Short exercise: Repeat the material verbatim and drop the pictures.
◇ ◇ ◇
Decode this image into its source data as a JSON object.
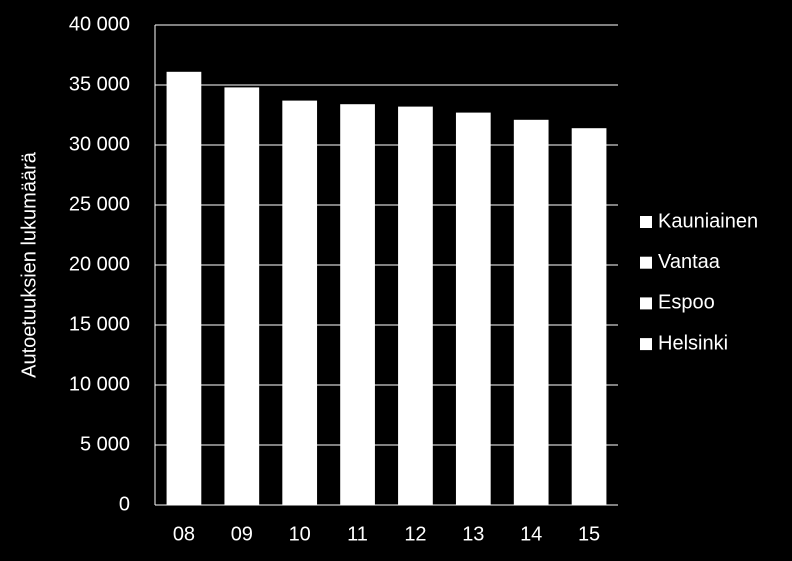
{
  "chart_data": {
    "type": "bar",
    "ylabel": "Autoetuuksien lukumäärä",
    "categories": [
      "08",
      "09",
      "10",
      "11",
      "12",
      "13",
      "14",
      "15"
    ],
    "values": [
      36100,
      34800,
      33700,
      33400,
      33200,
      32700,
      32100,
      31400
    ],
    "color": "#ffffff",
    "legend": [
      "Kauniainen",
      "Vantaa",
      "Espoo",
      "Helsinki"
    ],
    "legend_position": "right",
    "ylim": [
      0,
      40000
    ],
    "yticks": [
      0,
      {
        "value": 5000,
        "label": "5 000"
      },
      {
        "value": 10000,
        "label": "10 000"
      },
      {
        "value": 15000,
        "label": "15 000"
      },
      {
        "value": 20000,
        "label": "20 000"
      },
      {
        "value": 25000,
        "label": "25 000"
      },
      {
        "value": 30000,
        "label": "30 000"
      },
      {
        "value": 35000,
        "label": "35 000"
      },
      {
        "value": 40000,
        "label": "40 000"
      }
    ],
    "grid": true
  }
}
◇ ◇ ◇
Finished task:
Decode this image into its source data as a JSON object.
{
  "chart_data": {
    "type": "bar",
    "ylabel": "Autoetuuksien lukumäärä",
    "categories": [
      "08",
      "09",
      "10",
      "11",
      "12",
      "13",
      "14",
      "15"
    ],
    "values": [
      36100,
      34800,
      33700,
      33400,
      33200,
      32700,
      32100,
      31400
    ],
    "color": "#ffffff",
    "legend": [
      "Kauniainen",
      "Vantaa",
      "Espoo",
      "Helsinki"
    ],
    "legend_position": "right",
    "ylim": [
      0,
      40000
    ],
    "yticks": [
      0,
      {
        "value": 5000,
        "label": "5 000"
      },
      {
        "value": 10000,
        "label": "10 000"
      },
      {
        "value": 15000,
        "label": "15 000"
      },
      {
        "value": 20000,
        "label": "20 000"
      },
      {
        "value": 25000,
        "label": "25 000"
      },
      {
        "value": 30000,
        "label": "30 000"
      },
      {
        "value": 35000,
        "label": "35 000"
      },
      {
        "value": 40000,
        "label": "40 000"
      }
    ],
    "grid": true
  }
}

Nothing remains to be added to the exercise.